- **Instruction**
Filter the entries that follow, copying every line in which the word "verified" appears.

- **Exercise material**
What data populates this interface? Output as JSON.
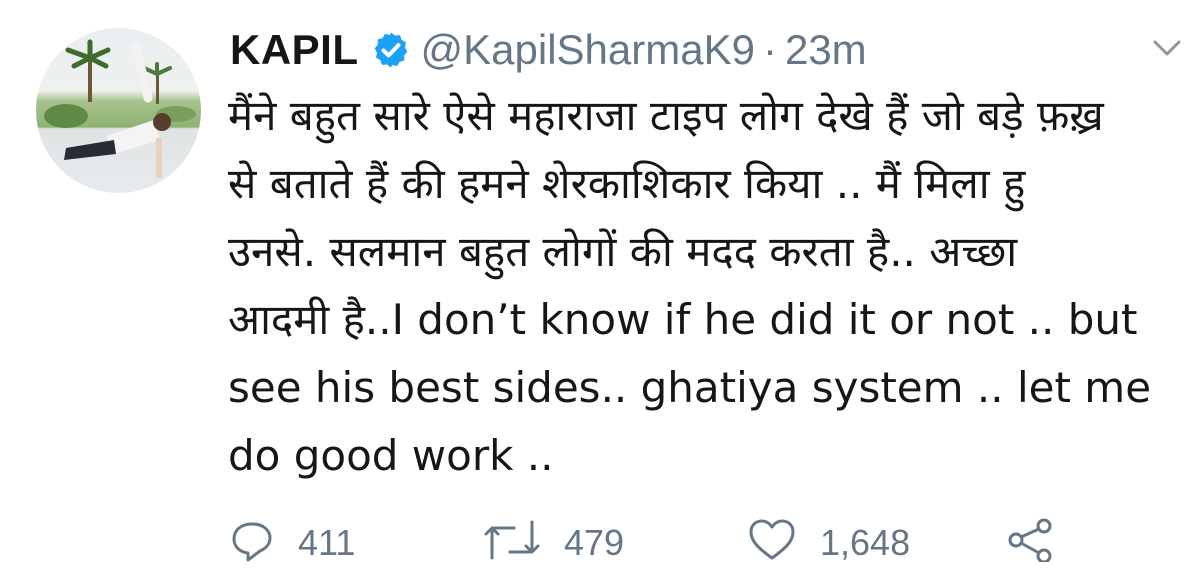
{
  "tweet": {
    "author_name": "KAPIL",
    "handle": "@KapilSharmaK9",
    "separator": "·",
    "time": "23m",
    "text": "मैंने बहुत सारे ऐसे महाराजा टाइप लोग देखे हैं जो बड़े फ़ख़्र\nसे बताते हैं की हमने शेरकाशिकार किया .. मैं मिला हु\nउनसे. सलमान बहुत लोगों की मदद करता है.. अच्छा\nआदमी है..I don’t know if he did it or not .. but\nsee his best sides.. ghatiya system .. let me\ndo good work ..",
    "reply_count": "411",
    "retweet_count": "479",
    "like_count": "1,648"
  },
  "icons": {
    "verified": "verified-badge-icon",
    "more": "chevron-down-icon",
    "reply": "reply-icon",
    "retweet": "retweet-icon",
    "like": "heart-icon",
    "share": "share-icon"
  },
  "colors": {
    "text": "#14171a",
    "secondary": "#657786",
    "verified": "#1da1f2"
  }
}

- **Correct output**
    "verified": "verified-badge-icon",
    "verified": "#1da1f2"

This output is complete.